[Begin STORED RECORDS]

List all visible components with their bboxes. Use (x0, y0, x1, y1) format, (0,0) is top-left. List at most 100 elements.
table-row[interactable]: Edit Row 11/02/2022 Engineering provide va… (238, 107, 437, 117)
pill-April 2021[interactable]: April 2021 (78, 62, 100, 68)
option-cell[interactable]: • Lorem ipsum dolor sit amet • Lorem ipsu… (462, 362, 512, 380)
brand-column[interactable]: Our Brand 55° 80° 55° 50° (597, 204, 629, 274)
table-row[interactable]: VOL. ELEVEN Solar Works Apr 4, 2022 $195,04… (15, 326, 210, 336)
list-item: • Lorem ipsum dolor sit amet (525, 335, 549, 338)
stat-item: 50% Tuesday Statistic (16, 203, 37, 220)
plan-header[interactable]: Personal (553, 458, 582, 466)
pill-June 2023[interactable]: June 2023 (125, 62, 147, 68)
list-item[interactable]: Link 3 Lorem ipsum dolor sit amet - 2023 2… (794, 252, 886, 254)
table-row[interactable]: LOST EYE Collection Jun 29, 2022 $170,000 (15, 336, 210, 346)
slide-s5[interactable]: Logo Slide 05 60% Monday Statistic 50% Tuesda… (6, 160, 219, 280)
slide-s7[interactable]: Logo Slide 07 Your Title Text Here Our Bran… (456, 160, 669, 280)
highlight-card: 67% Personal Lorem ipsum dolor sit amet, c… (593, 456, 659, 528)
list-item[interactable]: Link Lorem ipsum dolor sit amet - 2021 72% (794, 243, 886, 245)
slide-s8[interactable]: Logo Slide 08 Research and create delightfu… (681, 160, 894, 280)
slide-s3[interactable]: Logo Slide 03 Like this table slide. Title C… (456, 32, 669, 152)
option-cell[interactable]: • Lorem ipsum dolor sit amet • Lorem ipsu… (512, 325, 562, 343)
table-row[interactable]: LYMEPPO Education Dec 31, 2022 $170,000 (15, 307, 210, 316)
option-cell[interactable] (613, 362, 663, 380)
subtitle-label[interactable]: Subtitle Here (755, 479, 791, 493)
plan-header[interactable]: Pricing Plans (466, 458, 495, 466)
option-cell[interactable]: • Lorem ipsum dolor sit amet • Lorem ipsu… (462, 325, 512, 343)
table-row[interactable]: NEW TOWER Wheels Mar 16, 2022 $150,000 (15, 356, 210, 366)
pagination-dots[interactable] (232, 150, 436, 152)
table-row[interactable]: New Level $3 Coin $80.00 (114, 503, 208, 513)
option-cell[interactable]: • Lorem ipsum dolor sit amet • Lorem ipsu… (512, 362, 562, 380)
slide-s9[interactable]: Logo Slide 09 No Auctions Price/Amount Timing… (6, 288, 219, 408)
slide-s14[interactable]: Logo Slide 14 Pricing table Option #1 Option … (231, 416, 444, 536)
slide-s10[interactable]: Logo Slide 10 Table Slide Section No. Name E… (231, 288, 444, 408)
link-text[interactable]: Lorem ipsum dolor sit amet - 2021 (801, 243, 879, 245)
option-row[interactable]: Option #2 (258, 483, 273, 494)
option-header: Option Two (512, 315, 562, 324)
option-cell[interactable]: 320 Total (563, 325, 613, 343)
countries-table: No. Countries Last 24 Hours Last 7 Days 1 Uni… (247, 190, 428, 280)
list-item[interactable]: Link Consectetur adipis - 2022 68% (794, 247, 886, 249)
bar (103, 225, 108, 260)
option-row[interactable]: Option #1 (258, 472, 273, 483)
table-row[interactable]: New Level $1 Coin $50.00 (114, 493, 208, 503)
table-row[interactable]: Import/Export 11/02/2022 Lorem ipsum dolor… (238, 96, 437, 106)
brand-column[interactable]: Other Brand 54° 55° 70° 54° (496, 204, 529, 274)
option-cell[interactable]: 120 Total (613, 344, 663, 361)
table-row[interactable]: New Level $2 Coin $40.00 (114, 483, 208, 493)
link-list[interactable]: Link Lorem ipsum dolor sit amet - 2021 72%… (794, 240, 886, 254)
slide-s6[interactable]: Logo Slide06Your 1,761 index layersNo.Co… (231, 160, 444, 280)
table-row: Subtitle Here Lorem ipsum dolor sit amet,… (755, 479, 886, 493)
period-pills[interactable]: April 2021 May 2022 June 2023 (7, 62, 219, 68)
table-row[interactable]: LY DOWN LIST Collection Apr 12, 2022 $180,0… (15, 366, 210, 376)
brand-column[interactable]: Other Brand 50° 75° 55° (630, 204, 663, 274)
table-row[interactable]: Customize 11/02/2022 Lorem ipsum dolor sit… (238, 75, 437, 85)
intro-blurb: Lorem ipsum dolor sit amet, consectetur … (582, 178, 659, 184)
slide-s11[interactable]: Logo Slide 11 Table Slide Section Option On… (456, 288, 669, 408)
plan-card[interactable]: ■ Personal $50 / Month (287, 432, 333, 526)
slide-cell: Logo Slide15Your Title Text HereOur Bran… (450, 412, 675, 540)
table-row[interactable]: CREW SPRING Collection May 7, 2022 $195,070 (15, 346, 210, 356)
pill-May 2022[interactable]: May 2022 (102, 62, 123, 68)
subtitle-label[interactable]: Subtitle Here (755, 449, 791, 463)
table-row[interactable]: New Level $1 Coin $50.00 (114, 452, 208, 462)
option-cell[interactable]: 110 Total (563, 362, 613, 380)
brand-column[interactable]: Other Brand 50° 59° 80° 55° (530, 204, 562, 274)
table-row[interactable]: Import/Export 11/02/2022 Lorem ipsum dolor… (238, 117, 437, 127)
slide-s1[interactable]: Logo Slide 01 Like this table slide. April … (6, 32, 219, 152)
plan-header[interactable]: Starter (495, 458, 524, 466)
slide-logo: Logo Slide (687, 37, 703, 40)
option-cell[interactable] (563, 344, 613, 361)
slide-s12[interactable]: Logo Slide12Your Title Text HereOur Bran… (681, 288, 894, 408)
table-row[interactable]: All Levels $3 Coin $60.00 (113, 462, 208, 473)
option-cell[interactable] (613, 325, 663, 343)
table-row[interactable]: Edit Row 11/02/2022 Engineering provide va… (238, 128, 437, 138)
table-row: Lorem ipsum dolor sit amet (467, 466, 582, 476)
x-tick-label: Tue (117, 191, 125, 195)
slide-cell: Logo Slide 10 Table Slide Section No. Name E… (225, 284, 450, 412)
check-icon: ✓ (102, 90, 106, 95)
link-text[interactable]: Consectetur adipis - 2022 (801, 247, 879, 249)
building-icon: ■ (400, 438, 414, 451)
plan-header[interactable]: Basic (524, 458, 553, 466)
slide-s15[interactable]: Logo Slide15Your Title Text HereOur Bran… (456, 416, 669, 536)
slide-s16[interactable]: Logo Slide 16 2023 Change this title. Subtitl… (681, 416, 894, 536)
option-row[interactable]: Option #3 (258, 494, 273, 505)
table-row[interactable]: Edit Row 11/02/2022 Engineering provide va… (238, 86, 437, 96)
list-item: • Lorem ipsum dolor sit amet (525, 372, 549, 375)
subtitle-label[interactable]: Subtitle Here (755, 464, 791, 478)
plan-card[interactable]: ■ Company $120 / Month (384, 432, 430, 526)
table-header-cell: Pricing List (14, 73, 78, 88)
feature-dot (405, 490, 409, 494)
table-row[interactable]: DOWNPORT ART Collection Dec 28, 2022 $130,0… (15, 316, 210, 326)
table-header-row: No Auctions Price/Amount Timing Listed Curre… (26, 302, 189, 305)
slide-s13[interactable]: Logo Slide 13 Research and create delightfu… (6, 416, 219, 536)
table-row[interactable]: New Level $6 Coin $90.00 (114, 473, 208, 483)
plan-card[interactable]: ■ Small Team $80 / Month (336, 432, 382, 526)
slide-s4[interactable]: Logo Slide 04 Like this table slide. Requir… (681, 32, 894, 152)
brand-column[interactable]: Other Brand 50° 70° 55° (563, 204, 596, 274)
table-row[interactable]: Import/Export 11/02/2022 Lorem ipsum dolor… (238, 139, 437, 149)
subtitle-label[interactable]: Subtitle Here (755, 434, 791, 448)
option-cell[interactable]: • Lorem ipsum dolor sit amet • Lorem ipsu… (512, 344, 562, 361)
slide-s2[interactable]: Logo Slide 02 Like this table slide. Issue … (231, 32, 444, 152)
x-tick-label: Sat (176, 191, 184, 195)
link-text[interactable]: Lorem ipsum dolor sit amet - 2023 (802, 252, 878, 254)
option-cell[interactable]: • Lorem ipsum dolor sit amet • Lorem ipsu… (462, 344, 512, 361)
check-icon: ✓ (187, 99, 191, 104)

[End STORED RECORDS]

EXERCISE BRIEF
Reproduce the listing from its first line through the line that contains "107, 437, 117)", changing "Engineering" to "Marketing" and leaving everything else the same.

TASK ANSWER
List all visible components with their bboxes. Use (x0, y0, x1, y1) format, (0,0) is top-left. List at most 100 elements.
table-row[interactable]: Edit Row 11/02/2022 Marketing provide va… (238, 107, 437, 117)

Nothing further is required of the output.